--- START ---

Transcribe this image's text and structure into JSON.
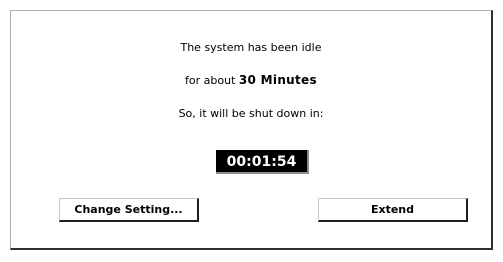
{
  "dialog": {
    "line1": "The system has been idle",
    "line2_prefix": "for about",
    "line2_value": "30 Minutes",
    "line3": "So, it will be shut down in:",
    "countdown": "00:01:54"
  },
  "buttons": {
    "change_setting": "Change Setting...",
    "extend": "Extend"
  }
}
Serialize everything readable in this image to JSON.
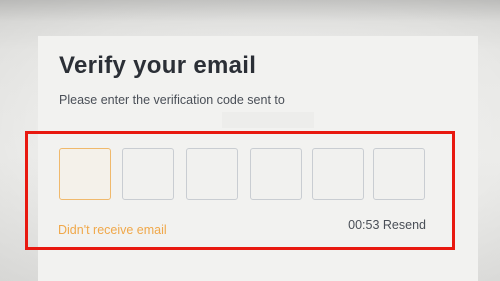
{
  "verify": {
    "title": "Verify your email",
    "subtitle": "Please enter the verification code sent to",
    "code_digits": [
      "",
      "",
      "",
      "",
      "",
      ""
    ],
    "resend_prompt": "Didn't receive email",
    "timer": "00:53",
    "resend_label": "Resend"
  },
  "colors": {
    "accent": "#f0a84a",
    "highlight": "#e8180f",
    "box_border": "#c9cdd2"
  }
}
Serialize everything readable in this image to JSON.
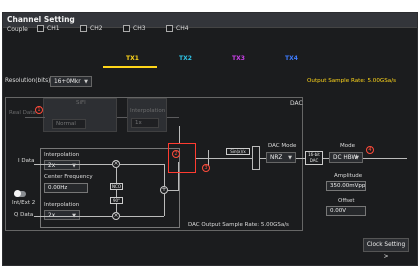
{
  "window": {
    "title": "Channel Setting"
  },
  "couple": {
    "label": "Couple",
    "options": [
      "CH1",
      "CH2",
      "CH3",
      "CH4"
    ]
  },
  "tabs": [
    {
      "label": "TX1",
      "color": "#ffd61a",
      "active": true
    },
    {
      "label": "TX2",
      "color": "#2ec3e6"
    },
    {
      "label": "TX3",
      "color": "#c940e8"
    },
    {
      "label": "TX4",
      "color": "#3d7bff"
    }
  ],
  "resolution": {
    "label": "Resolution(bits)",
    "value": "16+0Mkr"
  },
  "output_rate": "Output Sample Rate: 5.00GSa/s",
  "dac": {
    "label": "DAC",
    "real_data": "Real Data",
    "sifi": "SiFI",
    "sifi_value": "Normal",
    "interp_top": "Interpolation",
    "interp_top_value": "1x",
    "sin_x_x": "Sin(x)/x",
    "mode_label": "DAC Mode",
    "mode_value": "NRZ",
    "dac_block": "16-bit DAC",
    "output_rate": "DAC Output Sample Rate: 5.00GSa/s"
  },
  "iq": {
    "i_data": "I Data",
    "q_data": "Q Data",
    "interp_label": "Interpolation",
    "interp_value": "2x",
    "interp_q_label": "Interpolation",
    "interp_q_value": "2x",
    "center_freq_label": "Center Frequency",
    "center_freq_value": "0.00Hz",
    "nco": "NCO",
    "phase": "90°",
    "toggle_label": "Int/Ext 2"
  },
  "output": {
    "mode_label": "Mode",
    "mode_value": "DC HBW",
    "amplitude_label": "Amplitude",
    "amplitude_value": "350.00mVpp",
    "offset_label": "Offset",
    "offset_value": "0.00V"
  },
  "badges": [
    "1",
    "2",
    "3",
    "4"
  ],
  "clock_button": "Clock Setting >"
}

--- END ---

> [STATED PROBLEM]:
Count the lines of the listing above that include the word "Data" and state the total with nothing else.

> [FINISHED ANSWER]:
3